- Stated task
Track down every line below that holds "color" and copy it.

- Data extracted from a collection
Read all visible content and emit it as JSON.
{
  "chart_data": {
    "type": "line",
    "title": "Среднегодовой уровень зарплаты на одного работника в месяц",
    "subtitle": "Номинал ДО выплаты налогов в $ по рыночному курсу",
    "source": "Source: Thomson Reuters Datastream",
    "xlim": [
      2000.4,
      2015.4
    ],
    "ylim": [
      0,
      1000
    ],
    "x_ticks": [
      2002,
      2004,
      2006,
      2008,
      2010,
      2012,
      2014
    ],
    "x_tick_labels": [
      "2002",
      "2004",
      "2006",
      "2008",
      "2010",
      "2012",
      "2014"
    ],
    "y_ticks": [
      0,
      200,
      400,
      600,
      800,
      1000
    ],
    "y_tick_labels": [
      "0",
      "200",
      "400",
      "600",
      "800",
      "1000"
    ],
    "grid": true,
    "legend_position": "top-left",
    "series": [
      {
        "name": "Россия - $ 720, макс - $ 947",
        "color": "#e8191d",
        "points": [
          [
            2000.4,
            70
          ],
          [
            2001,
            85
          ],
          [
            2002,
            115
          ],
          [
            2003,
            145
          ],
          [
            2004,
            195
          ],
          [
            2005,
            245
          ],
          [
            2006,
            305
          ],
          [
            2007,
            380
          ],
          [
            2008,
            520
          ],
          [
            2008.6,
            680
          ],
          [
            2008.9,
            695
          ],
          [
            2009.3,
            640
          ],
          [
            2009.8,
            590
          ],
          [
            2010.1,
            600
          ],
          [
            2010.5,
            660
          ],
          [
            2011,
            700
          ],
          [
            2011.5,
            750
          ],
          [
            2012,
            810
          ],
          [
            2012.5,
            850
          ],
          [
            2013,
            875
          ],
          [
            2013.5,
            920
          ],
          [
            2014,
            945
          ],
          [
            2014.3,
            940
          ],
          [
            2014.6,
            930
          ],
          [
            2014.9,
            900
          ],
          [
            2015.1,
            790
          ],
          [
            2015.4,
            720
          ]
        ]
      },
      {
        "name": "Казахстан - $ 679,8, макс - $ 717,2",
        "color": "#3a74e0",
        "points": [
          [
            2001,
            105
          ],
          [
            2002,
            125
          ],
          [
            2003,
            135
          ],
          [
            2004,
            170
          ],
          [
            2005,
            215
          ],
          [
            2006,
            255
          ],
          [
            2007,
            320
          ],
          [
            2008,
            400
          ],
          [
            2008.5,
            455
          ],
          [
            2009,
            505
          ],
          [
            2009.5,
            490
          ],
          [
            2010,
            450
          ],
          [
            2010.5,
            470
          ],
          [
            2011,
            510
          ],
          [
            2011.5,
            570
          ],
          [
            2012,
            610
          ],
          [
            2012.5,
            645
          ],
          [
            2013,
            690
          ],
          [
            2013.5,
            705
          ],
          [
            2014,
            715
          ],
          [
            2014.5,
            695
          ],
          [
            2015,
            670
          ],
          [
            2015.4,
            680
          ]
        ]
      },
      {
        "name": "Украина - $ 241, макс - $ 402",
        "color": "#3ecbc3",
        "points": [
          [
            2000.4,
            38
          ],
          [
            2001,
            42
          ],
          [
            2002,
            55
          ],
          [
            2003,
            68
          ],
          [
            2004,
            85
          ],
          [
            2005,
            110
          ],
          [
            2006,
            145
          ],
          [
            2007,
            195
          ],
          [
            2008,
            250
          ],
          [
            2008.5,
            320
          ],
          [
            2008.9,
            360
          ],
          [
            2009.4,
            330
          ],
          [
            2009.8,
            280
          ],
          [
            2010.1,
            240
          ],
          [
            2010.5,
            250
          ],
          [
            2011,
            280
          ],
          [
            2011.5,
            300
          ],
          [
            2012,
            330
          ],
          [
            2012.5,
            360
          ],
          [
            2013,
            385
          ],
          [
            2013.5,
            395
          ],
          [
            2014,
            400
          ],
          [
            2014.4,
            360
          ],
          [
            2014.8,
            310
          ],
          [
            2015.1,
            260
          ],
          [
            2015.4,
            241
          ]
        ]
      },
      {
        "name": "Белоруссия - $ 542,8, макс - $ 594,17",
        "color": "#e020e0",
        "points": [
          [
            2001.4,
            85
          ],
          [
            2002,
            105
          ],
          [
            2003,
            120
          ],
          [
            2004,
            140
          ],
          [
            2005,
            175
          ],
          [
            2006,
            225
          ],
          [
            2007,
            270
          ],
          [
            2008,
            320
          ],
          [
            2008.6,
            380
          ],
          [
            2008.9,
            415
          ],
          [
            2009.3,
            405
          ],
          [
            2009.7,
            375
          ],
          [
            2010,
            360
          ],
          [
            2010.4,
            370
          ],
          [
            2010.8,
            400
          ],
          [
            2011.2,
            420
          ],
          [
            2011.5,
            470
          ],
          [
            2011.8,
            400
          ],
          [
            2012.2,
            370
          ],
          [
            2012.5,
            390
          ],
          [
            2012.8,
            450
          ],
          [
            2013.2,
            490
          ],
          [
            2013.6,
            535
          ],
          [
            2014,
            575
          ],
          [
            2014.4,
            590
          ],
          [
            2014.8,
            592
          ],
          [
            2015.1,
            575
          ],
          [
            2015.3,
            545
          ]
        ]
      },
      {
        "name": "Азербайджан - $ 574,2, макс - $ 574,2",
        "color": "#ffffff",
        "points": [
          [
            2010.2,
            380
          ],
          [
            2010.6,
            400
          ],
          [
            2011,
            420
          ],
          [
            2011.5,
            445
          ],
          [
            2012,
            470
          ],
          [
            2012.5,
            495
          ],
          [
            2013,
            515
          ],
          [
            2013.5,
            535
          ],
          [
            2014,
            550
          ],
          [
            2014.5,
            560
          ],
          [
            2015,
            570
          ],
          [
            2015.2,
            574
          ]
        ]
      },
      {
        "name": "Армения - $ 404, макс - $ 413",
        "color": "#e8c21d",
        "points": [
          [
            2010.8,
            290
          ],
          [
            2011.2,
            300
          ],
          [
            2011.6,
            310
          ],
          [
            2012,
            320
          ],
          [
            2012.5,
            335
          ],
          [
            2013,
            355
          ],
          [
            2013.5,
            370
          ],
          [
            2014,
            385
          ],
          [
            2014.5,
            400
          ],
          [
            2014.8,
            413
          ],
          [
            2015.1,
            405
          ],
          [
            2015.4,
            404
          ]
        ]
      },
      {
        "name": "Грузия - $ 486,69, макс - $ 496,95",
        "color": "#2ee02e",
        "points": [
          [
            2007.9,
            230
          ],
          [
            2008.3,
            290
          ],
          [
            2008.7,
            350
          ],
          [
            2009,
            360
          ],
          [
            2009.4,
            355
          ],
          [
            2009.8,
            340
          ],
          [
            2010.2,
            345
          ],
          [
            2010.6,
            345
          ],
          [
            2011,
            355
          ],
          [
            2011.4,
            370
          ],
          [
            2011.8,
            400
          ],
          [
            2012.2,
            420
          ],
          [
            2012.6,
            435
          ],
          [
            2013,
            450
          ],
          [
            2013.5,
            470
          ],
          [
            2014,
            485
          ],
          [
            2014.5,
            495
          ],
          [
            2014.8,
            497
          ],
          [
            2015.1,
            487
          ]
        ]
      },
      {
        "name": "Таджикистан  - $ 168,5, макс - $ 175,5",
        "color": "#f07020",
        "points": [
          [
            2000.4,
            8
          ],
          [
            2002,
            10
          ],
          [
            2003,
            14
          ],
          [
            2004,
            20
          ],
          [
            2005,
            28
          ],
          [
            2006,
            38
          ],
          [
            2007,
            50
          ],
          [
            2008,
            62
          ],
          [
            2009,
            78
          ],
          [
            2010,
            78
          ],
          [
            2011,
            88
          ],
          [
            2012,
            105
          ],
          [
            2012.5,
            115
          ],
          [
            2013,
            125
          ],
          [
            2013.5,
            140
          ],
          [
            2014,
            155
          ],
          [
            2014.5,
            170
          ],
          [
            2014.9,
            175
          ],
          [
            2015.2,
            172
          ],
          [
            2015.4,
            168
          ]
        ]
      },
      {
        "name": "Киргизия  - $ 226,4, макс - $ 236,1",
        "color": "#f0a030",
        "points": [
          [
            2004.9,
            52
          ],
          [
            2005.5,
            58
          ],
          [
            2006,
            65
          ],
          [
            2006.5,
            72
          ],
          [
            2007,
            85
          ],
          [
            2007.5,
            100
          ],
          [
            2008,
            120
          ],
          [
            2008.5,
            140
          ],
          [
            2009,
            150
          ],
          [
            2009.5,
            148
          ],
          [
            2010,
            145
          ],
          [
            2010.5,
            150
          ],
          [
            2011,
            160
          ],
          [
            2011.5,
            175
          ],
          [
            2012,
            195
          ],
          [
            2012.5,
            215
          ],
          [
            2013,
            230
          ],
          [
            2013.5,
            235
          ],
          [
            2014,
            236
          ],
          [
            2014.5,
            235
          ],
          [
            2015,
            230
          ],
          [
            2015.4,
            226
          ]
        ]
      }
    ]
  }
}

- Solution for this problem
        "color": "#e8191d",
        "color": "#3a74e0",
        "color": "#3ecbc3",
        "color": "#e020e0",
        "color": "#ffffff",
        "color": "#e8c21d",
        "color": "#2ee02e",
        "color": "#f07020",
        "color": "#f0a030",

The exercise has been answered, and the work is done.